■ **INPUT DATA**:
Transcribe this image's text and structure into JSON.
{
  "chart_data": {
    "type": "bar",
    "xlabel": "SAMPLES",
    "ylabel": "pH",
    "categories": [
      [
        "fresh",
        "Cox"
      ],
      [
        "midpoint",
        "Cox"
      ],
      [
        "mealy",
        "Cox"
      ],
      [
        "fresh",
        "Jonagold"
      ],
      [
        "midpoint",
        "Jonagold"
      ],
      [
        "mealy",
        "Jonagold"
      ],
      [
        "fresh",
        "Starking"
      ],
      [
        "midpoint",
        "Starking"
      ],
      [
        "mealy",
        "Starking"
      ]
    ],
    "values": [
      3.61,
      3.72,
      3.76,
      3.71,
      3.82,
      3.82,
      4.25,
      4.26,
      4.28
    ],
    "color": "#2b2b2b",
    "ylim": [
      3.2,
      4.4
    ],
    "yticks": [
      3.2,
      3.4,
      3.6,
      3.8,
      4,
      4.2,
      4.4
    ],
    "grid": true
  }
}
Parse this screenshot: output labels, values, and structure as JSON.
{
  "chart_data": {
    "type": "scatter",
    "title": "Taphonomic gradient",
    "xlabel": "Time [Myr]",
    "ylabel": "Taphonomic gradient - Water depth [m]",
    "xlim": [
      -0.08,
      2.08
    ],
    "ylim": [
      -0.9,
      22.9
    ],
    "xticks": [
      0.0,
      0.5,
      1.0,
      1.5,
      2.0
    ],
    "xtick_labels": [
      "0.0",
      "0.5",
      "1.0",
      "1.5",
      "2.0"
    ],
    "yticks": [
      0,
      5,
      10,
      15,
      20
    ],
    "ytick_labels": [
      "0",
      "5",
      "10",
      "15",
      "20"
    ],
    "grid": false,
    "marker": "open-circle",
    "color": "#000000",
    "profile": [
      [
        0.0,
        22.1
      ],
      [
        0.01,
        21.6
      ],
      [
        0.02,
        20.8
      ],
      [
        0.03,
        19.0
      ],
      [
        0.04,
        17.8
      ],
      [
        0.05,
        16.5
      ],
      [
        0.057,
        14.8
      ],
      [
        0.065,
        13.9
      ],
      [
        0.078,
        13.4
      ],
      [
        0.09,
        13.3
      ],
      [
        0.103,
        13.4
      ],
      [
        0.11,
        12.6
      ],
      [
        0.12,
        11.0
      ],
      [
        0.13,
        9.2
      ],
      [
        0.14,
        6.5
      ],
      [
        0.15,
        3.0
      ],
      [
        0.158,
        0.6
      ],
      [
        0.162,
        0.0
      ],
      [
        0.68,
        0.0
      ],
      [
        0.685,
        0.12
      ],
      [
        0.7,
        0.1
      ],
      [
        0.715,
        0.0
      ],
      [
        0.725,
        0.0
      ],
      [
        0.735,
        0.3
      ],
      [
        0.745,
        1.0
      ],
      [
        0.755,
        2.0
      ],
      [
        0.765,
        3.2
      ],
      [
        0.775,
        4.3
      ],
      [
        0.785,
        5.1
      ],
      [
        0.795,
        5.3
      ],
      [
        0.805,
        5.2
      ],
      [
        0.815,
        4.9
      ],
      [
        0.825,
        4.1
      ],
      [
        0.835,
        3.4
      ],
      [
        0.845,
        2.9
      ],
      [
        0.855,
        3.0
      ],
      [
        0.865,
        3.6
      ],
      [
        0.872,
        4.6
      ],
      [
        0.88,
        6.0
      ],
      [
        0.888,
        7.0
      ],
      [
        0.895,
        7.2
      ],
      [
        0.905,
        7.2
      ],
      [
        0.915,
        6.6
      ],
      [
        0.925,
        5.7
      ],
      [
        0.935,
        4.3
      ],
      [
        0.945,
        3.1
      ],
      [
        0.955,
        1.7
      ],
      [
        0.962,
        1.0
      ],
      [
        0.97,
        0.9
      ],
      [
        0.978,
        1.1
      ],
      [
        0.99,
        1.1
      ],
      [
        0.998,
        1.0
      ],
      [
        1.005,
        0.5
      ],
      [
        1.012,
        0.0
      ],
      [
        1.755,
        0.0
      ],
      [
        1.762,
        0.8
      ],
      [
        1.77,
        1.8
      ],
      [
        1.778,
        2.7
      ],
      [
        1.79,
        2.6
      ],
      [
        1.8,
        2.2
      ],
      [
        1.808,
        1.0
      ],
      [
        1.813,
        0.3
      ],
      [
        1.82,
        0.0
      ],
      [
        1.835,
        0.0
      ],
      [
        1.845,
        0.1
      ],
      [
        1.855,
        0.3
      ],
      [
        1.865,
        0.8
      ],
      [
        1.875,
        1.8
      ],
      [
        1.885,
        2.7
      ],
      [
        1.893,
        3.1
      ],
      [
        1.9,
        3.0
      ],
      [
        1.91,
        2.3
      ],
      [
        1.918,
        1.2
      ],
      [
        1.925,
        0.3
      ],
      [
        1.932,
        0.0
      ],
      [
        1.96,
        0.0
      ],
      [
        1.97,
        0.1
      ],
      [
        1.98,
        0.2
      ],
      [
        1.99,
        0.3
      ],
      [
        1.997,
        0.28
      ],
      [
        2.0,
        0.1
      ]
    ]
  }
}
--
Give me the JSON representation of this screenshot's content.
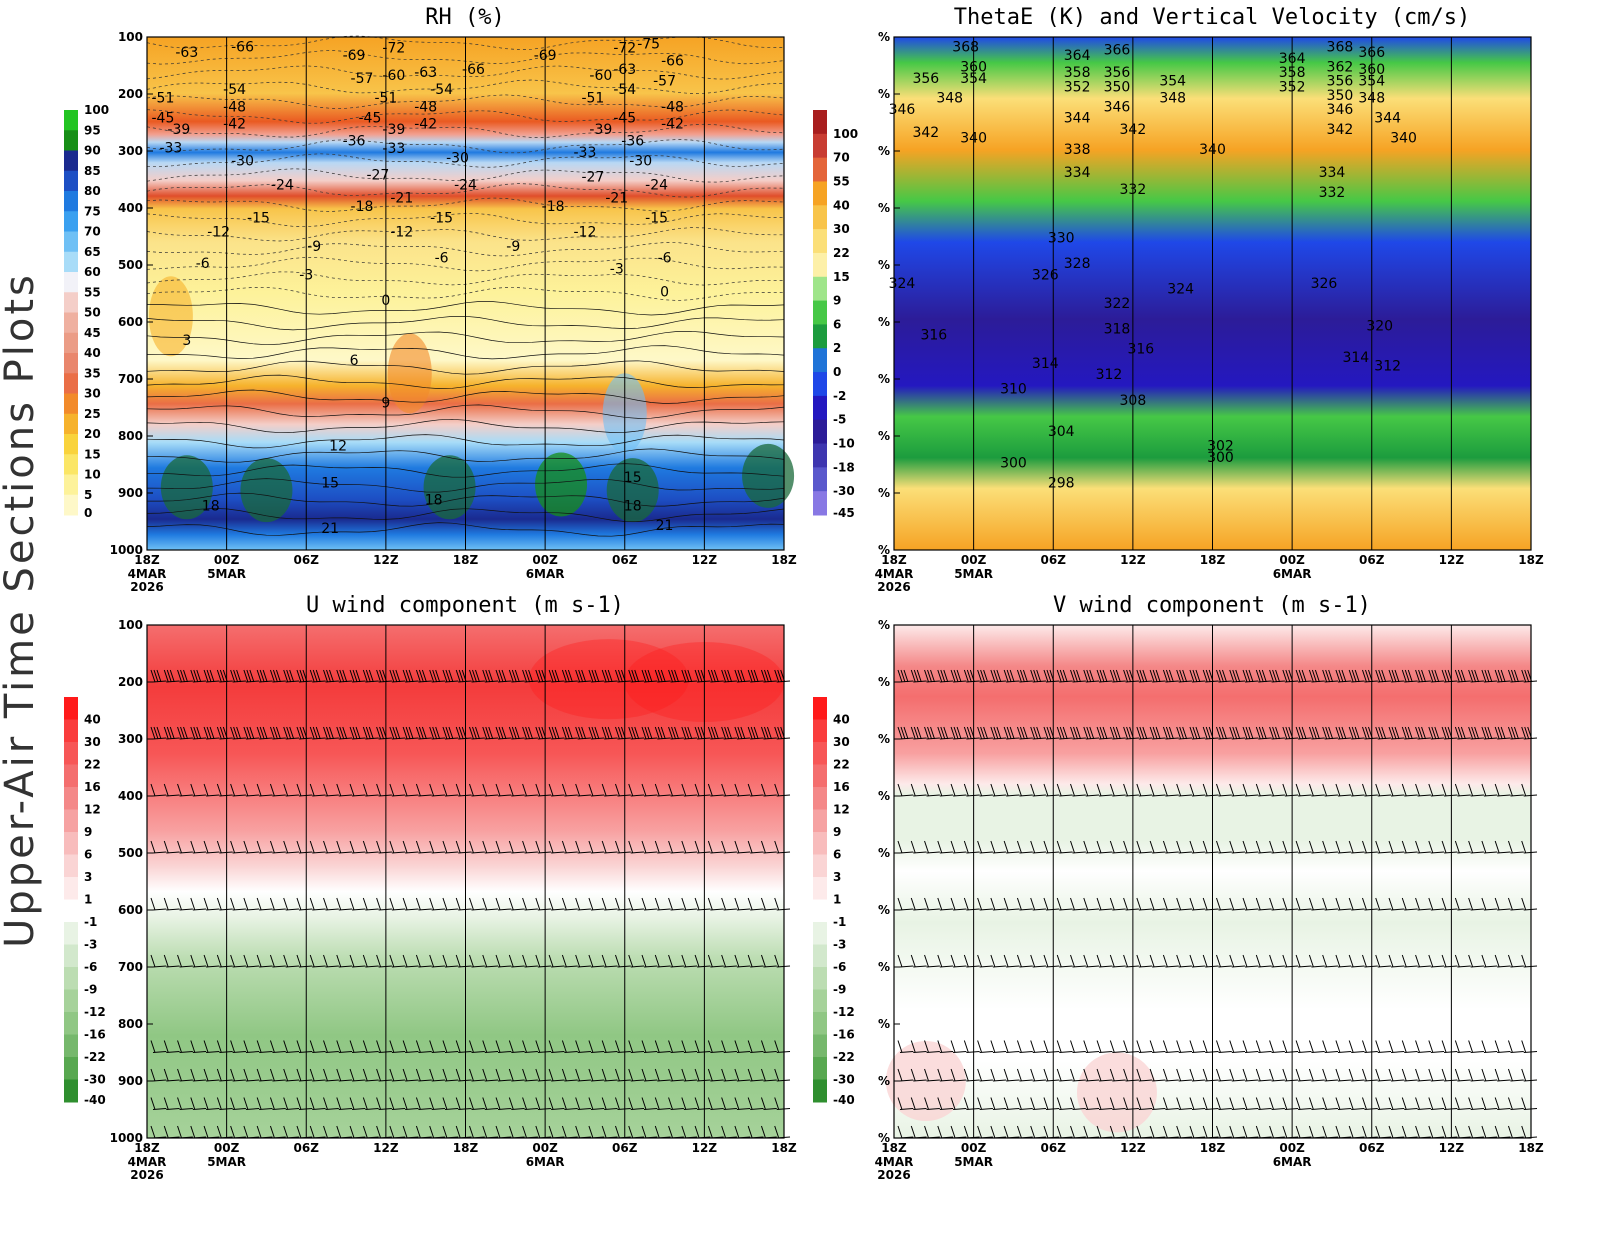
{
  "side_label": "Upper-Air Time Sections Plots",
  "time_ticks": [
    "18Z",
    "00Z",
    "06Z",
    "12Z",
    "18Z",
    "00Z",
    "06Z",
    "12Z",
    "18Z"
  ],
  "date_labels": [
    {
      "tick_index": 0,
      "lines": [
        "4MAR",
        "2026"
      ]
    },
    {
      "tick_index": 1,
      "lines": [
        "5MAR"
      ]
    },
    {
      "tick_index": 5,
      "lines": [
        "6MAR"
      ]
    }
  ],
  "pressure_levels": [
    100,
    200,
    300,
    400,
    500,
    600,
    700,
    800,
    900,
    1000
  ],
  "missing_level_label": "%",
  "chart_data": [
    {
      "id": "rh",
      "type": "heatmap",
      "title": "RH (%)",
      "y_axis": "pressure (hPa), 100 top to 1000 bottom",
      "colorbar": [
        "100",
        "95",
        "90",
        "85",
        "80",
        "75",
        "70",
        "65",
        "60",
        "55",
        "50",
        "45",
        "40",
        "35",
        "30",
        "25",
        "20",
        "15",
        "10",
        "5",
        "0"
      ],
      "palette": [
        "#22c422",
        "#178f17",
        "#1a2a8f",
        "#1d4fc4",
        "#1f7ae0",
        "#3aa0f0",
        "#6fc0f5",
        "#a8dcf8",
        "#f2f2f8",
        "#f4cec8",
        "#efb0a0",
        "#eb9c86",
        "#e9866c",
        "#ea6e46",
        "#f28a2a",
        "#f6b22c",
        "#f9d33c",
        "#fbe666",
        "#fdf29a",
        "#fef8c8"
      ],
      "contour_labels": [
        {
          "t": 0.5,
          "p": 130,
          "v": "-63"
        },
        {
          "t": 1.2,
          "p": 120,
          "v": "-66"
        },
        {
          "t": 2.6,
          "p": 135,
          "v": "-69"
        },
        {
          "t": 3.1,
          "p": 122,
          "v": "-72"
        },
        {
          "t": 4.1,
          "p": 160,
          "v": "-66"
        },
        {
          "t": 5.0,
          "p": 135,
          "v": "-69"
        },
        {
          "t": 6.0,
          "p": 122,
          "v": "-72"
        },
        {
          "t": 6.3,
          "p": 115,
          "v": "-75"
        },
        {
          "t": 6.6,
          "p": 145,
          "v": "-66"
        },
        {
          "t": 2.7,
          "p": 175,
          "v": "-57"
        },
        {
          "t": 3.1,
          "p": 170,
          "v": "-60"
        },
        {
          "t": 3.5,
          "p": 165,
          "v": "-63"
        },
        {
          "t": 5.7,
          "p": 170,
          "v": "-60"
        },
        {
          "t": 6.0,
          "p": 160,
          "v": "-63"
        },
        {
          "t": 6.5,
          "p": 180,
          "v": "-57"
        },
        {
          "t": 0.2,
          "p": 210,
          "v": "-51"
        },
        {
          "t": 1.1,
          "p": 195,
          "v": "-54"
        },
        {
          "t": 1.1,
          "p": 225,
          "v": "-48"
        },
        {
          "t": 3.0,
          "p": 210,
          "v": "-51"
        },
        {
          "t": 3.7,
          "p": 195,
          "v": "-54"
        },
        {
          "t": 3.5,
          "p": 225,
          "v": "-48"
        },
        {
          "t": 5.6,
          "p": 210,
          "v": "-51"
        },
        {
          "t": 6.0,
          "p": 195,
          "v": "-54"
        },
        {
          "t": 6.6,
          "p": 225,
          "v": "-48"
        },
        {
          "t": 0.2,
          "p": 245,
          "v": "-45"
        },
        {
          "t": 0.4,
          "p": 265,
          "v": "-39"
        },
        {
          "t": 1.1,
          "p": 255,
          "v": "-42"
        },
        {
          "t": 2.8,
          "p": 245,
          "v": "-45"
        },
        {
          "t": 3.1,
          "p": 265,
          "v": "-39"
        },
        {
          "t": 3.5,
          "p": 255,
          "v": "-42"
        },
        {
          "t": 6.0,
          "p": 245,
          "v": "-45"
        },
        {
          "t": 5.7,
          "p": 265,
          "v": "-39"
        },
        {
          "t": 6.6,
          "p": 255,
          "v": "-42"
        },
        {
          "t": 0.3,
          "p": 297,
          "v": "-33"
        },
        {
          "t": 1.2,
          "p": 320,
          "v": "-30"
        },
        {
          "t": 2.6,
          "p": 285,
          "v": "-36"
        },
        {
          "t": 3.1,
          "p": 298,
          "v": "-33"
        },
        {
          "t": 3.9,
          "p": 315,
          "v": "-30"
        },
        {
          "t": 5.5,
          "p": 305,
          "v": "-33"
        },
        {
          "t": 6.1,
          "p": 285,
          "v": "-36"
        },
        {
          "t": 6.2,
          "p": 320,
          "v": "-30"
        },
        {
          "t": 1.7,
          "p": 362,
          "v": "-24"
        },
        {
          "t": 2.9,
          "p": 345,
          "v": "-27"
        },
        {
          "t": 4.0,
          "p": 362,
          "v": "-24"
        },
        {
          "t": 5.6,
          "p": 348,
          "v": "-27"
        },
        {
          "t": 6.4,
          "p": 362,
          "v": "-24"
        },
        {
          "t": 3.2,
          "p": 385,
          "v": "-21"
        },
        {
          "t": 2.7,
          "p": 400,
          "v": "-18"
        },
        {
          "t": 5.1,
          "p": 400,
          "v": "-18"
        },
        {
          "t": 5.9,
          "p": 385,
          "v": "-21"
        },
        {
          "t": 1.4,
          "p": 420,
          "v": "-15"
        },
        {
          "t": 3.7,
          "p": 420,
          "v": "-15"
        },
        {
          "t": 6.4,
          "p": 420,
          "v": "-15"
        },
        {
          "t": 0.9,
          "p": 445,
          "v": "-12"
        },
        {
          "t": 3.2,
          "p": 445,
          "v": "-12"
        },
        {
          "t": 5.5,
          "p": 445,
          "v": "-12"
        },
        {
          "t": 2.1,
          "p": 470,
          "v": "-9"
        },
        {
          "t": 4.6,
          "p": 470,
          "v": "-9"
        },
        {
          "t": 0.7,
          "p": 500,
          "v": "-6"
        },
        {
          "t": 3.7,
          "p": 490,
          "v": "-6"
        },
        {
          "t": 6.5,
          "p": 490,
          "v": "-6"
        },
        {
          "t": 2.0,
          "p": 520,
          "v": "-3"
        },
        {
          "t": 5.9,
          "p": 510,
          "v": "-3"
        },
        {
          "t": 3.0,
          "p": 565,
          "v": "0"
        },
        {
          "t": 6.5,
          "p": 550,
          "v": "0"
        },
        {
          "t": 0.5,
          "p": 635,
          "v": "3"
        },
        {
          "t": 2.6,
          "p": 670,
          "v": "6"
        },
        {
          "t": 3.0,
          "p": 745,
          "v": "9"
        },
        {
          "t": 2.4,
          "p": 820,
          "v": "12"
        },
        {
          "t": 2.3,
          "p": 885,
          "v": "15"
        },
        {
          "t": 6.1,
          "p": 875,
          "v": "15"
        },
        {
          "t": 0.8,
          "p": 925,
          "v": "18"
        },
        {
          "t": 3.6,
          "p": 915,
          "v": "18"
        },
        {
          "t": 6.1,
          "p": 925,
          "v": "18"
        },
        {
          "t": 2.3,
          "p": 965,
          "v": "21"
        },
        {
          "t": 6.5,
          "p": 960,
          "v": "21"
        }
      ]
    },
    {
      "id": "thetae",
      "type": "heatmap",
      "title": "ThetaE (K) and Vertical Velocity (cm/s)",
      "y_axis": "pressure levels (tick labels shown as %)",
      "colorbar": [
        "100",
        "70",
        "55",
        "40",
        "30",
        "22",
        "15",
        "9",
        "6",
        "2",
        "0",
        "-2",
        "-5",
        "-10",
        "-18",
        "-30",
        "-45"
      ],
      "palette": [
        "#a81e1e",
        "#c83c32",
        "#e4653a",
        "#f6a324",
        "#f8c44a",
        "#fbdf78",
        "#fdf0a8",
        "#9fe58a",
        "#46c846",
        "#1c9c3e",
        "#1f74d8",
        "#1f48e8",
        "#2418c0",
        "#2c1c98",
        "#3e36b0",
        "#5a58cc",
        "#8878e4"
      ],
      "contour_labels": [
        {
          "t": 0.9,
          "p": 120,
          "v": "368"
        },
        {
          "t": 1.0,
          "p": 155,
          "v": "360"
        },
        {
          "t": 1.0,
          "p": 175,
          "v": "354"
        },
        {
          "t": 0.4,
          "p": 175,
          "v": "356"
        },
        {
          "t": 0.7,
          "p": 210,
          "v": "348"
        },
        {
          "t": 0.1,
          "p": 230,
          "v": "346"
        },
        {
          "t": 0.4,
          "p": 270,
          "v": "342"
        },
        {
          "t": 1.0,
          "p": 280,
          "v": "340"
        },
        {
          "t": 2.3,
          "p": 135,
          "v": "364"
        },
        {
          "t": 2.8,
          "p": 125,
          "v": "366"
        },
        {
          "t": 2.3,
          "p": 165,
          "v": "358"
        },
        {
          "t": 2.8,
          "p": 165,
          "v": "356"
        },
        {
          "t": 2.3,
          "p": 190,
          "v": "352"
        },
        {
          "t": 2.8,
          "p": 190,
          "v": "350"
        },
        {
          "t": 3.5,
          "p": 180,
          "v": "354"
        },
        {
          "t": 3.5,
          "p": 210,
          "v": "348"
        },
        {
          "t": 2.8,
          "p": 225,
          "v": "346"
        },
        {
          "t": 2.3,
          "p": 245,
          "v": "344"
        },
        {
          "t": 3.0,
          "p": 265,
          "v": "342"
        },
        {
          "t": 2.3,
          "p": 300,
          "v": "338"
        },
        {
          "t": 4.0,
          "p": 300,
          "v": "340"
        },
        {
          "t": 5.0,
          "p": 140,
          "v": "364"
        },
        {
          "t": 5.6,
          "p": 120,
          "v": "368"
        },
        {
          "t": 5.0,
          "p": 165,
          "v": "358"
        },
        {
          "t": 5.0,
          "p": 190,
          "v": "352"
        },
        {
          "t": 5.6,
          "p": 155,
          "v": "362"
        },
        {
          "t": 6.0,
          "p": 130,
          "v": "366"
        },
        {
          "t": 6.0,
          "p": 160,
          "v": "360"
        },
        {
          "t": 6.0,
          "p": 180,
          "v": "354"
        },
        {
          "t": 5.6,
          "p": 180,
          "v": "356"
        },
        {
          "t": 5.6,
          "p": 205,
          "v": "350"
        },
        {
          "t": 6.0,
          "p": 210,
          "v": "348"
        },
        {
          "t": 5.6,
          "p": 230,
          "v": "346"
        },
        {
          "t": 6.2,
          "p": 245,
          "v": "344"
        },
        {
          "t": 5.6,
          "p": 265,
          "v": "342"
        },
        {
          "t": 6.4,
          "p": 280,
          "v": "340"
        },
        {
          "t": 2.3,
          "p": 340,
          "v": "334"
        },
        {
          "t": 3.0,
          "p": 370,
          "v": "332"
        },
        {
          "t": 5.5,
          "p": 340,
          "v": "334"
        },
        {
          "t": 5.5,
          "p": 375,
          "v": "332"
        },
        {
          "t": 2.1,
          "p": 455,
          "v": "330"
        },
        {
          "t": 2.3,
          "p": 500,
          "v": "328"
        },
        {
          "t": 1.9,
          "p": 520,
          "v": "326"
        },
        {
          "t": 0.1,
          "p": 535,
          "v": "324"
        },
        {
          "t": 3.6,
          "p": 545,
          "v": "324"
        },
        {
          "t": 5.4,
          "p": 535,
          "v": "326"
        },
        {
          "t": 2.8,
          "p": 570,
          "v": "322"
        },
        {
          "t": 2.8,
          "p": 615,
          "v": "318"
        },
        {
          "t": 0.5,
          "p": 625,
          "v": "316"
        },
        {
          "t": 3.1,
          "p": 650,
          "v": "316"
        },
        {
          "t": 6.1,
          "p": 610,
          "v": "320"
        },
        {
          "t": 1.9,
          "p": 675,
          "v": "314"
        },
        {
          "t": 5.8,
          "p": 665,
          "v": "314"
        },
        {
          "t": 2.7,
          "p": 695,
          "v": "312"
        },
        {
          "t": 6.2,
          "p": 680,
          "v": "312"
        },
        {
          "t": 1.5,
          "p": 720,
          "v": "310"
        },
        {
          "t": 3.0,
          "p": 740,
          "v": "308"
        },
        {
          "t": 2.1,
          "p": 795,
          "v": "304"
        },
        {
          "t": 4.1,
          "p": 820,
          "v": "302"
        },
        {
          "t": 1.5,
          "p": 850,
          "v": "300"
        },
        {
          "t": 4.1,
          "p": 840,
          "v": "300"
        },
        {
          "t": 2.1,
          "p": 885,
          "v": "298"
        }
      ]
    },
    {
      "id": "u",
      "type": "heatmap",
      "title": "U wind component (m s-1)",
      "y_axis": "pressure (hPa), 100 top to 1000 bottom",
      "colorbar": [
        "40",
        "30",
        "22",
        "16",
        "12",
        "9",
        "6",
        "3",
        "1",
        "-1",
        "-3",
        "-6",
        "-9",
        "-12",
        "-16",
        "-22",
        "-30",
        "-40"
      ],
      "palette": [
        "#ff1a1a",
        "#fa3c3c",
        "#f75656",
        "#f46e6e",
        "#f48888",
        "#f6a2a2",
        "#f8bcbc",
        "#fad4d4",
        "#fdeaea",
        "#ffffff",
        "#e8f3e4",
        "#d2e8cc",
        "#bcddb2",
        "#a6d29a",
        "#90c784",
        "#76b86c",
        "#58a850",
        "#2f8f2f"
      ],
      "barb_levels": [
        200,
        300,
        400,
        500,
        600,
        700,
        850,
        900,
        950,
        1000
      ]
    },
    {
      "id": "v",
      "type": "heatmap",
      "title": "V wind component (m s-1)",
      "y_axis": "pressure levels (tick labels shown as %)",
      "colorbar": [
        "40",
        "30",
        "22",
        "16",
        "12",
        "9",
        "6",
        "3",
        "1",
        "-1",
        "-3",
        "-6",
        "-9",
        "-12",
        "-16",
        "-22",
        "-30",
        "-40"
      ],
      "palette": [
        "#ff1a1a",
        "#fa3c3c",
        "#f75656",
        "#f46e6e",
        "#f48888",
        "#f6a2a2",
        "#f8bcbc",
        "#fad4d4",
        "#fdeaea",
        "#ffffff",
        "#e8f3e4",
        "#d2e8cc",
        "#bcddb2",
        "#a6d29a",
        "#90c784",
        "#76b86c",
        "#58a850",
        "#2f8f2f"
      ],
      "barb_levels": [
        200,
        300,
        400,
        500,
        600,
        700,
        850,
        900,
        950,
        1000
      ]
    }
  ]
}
--
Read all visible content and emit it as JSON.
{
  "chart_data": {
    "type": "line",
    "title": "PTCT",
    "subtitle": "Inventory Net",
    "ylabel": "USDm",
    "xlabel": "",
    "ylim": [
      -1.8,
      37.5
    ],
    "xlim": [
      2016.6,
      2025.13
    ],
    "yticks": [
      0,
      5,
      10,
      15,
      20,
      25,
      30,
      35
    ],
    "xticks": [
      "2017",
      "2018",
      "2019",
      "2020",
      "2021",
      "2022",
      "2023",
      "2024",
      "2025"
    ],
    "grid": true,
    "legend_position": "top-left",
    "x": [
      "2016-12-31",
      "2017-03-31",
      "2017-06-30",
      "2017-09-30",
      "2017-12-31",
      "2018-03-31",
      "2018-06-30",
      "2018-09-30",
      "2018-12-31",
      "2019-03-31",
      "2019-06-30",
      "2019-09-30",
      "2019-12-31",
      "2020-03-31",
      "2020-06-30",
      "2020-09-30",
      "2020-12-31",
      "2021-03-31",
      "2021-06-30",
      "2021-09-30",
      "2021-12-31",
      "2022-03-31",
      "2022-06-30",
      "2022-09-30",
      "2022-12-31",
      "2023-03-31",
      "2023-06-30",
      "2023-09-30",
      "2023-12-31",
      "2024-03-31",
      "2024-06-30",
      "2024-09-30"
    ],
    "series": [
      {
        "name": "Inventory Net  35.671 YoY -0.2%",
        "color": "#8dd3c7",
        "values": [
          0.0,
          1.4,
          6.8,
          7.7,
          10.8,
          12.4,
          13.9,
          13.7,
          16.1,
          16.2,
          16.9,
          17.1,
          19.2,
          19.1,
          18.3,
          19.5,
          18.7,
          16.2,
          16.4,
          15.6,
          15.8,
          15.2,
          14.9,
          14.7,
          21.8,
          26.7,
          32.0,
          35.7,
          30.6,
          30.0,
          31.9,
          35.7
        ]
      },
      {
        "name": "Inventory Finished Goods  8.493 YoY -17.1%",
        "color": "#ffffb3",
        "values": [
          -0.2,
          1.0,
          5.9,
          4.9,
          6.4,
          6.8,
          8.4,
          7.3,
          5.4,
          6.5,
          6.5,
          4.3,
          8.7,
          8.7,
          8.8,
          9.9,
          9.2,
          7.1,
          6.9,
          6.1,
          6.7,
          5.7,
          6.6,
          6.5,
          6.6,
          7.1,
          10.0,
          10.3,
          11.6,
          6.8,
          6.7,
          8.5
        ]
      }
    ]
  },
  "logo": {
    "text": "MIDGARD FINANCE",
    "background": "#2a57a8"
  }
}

■ **GIVEN PROBLEM**: Copy out each line in the preceding records that contains "name".

■ **CORRECT RESULT**:
        "name": "Inventory Net  35.671 YoY -0.2%",
        "name": "Inventory Finished Goods  8.493 YoY -17.1%",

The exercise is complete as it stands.